● Short problem: Would you retype all of these records exactly?

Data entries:

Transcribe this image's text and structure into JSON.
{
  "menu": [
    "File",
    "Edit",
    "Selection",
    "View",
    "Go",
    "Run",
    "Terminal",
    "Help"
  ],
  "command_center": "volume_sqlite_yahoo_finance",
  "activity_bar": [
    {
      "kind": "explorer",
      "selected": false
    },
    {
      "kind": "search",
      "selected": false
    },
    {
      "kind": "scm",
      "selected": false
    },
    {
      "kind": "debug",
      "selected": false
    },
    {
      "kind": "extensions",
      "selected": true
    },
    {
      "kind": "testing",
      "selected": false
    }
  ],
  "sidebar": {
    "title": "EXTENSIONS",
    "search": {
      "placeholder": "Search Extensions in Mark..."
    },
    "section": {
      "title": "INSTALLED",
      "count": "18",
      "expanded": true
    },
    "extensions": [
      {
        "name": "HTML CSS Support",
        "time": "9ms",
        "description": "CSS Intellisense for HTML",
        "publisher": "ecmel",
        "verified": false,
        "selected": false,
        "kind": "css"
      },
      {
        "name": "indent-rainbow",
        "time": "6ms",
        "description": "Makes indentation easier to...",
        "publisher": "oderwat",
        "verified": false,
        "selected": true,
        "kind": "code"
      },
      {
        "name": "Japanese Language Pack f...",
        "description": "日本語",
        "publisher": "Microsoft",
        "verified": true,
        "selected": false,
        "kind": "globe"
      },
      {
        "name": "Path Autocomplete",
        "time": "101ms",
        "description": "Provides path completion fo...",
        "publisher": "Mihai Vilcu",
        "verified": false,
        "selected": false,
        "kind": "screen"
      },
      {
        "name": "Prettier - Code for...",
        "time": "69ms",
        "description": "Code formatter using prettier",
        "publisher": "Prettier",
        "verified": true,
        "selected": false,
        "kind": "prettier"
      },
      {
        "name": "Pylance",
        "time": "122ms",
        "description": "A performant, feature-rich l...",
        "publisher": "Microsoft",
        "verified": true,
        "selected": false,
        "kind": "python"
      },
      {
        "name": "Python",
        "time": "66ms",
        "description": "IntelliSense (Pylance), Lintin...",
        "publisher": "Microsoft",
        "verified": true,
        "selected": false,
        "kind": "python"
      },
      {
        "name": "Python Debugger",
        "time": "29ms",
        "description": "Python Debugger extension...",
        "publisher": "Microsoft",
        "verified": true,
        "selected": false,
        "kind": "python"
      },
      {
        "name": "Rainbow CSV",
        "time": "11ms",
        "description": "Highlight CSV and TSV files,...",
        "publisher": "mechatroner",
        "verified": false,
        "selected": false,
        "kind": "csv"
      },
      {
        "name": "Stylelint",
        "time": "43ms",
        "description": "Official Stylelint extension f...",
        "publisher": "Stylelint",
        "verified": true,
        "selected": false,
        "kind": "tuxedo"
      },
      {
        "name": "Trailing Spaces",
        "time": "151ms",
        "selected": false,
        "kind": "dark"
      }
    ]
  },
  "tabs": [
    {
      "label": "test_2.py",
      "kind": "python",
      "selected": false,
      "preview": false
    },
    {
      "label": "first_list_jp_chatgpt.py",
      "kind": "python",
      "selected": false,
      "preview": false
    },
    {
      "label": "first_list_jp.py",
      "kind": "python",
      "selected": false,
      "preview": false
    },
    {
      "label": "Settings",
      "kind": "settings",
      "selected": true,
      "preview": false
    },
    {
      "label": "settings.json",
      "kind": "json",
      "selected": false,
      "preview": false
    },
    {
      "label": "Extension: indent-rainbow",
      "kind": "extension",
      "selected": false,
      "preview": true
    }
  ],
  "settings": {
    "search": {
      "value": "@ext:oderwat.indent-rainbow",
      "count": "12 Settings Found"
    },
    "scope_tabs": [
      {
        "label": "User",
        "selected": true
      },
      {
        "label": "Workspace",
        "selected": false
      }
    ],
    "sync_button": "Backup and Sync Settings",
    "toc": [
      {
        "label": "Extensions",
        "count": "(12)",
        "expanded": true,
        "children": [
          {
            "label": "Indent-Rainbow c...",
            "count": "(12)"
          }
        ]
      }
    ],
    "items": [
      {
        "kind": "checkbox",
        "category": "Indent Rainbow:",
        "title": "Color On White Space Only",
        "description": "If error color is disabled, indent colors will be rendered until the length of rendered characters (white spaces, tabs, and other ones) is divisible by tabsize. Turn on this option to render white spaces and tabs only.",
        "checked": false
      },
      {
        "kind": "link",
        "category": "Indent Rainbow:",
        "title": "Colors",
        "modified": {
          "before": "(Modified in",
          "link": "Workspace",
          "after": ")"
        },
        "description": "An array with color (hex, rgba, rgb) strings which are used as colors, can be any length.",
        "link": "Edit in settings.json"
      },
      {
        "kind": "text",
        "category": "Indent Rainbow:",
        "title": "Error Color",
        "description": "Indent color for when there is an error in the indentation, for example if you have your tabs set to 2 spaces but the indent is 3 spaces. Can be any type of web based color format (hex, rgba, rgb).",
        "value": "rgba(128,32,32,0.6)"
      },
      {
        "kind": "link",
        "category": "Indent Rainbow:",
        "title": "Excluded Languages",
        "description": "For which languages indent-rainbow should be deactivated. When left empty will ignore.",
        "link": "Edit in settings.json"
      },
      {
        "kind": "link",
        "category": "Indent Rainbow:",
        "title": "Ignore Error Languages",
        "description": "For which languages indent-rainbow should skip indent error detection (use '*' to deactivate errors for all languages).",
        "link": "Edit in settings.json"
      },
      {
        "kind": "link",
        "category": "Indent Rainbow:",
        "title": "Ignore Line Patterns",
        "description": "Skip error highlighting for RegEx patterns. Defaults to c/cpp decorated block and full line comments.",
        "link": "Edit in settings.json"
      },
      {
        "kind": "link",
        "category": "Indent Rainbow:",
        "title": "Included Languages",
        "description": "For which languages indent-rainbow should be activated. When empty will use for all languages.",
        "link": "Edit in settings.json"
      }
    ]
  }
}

● The solution:
Transcribe this image's text and structure into JSON.
{
  "menu": [
    "File",
    "Edit",
    "Selection",
    "View",
    "Go",
    "Run",
    "Terminal",
    "Help"
  ],
  "command_center": "volume_sqlite_yahoo_finance",
  "activity_bar": [
    {
      "kind": "explorer",
      "selected": false
    },
    {
      "kind": "search",
      "selected": false
    },
    {
      "kind": "scm",
      "selected": false
    },
    {
      "kind": "debug",
      "selected": false
    },
    {
      "kind": "extensions",
      "selected": true
    },
    {
      "kind": "testing",
      "selected": false
    }
  ],
  "sidebar": {
    "title": "EXTENSIONS",
    "search": {
      "placeholder": "Search Extensions in Mark..."
    },
    "section": {
      "title": "INSTALLED",
      "count": "18",
      "expanded": true
    },
    "extensions": [
      {
        "name": "HTML CSS Support",
        "time": "9ms",
        "description": "CSS Intellisense for HTML",
        "publisher": "ecmel",
        "verified": false,
        "selected": false,
        "kind": "css"
      },
      {
        "name": "indent-rainbow",
        "time": "6ms",
        "description": "Makes indentation easier to...",
        "publisher": "oderwat",
        "verified": false,
        "selected": true,
        "kind": "code"
      },
      {
        "name": "Japanese Language Pack f...",
        "description": "日本語",
        "publisher": "Microsoft",
        "verified": true,
        "selected": false,
        "kind": "globe"
      },
      {
        "name": "Path Autocomplete",
        "time": "101ms",
        "description": "Provides path completion fo...",
        "publisher": "Mihai Vilcu",
        "verified": false,
        "selected": false,
        "kind": "screen"
      },
      {
        "name": "Prettier - Code for...",
        "time": "69ms",
        "description": "Code formatter using prettier",
        "publisher": "Prettier",
        "verified": true,
        "selected": false,
        "kind": "prettier"
      },
      {
        "name": "Pylance",
        "time": "122ms",
        "description": "A performant, feature-rich l...",
        "publisher": "Microsoft",
        "verified": true,
        "selected": false,
        "kind": "python"
      },
      {
        "name": "Python",
        "time": "66ms",
        "description": "IntelliSense (Pylance), Lintin...",
        "publisher": "Microsoft",
        "verified": true,
        "selected": false,
        "kind": "python"
      },
      {
        "name": "Python Debugger",
        "time": "29ms",
        "description": "Python Debugger extension...",
        "publisher": "Microsoft",
        "verified": true,
        "selected": false,
        "kind": "python"
      },
      {
        "name": "Rainbow CSV",
        "time": "11ms",
        "description": "Highlight CSV and TSV files,...",
        "publisher": "mechatroner",
        "verified": false,
        "selected": false,
        "kind": "csv"
      },
      {
        "name": "Stylelint",
        "time": "43ms",
        "description": "Official Stylelint extension f...",
        "publisher": "Stylelint",
        "verified": true,
        "selected": false,
        "kind": "tuxedo"
      },
      {
        "name": "Trailing Spaces",
        "time": "151ms",
        "selected": false,
        "kind": "dark"
      }
    ]
  },
  "tabs": [
    {
      "label": "test_2.py",
      "kind": "python",
      "selected": false,
      "preview": false
    },
    {
      "label": "first_list_jp_chatgpt.py",
      "kind": "python",
      "selected": false,
      "preview": false
    },
    {
      "label": "first_list_jp.py",
      "kind": "python",
      "selected": false,
      "preview": false
    },
    {
      "label": "Settings",
      "kind": "settings",
      "selected": true,
      "preview": false
    },
    {
      "label": "settings.json",
      "kind": "json",
      "selected": false,
      "preview": false
    },
    {
      "label": "Extension: indent-rainbow",
      "kind": "extension",
      "selected": false,
      "preview": true
    }
  ],
  "settings": {
    "search": {
      "value": "@ext:oderwat.indent-rainbow",
      "count": "12 Settings Found"
    },
    "scope_tabs": [
      {
        "label": "User",
        "selected": true
      },
      {
        "label": "Workspace",
        "selected": false
      }
    ],
    "sync_button": "Backup and Sync Settings",
    "toc": [
      {
        "label": "Extensions",
        "count": "(12)",
        "expanded": true,
        "children": [
          {
            "label": "Indent-Rainbow c...",
            "count": "(12)"
          }
        ]
      }
    ],
    "items": [
      {
        "kind": "checkbox",
        "category": "Indent Rainbow:",
        "title": "Color On White Space Only",
        "description": "If error color is disabled, indent colors will be rendered until the length of rendered characters (white spaces, tabs, and other ones) is divisible by tabsize. Turn on this option to render white spaces and tabs only.",
        "checked": false
      },
      {
        "kind": "link",
        "category": "Indent Rainbow:",
        "title": "Colors",
        "modified": {
          "before": "(Modified in",
          "link": "Workspace",
          "after": ")"
        },
        "description": "An array with color (hex, rgba, rgb) strings which are used as colors, can be any length.",
        "link": "Edit in settings.json"
      },
      {
        "kind": "text",
        "category": "Indent Rainbow:",
        "title": "Error Color",
        "description": "Indent color for when there is an error in the indentation, for example if you have your tabs set to 2 spaces but the indent is 3 spaces. Can be any type of web based color format (hex, rgba, rgb).",
        "value": "rgba(128,32,32,0.6)"
      },
      {
        "kind": "link",
        "category": "Indent Rainbow:",
        "title": "Excluded Languages",
        "description": "For which languages indent-rainbow should be deactivated. When left empty will ignore.",
        "link": "Edit in settings.json"
      },
      {
        "kind": "link",
        "category": "Indent Rainbow:",
        "title": "Ignore Error Languages",
        "description": "For which languages indent-rainbow should skip indent error detection (use '*' to deactivate errors for all languages).",
        "link": "Edit in settings.json"
      },
      {
        "kind": "link",
        "category": "Indent Rainbow:",
        "title": "Ignore Line Patterns",
        "description": "Skip error highlighting for RegEx patterns. Defaults to c/cpp decorated block and full line comments.",
        "link": "Edit in settings.json"
      },
      {
        "kind": "link",
        "category": "Indent Rainbow:",
        "title": "Included Languages",
        "description": "For which languages indent-rainbow should be activated. When empty will use for all languages.",
        "link": "Edit in settings.json"
      }
    ]
  }
}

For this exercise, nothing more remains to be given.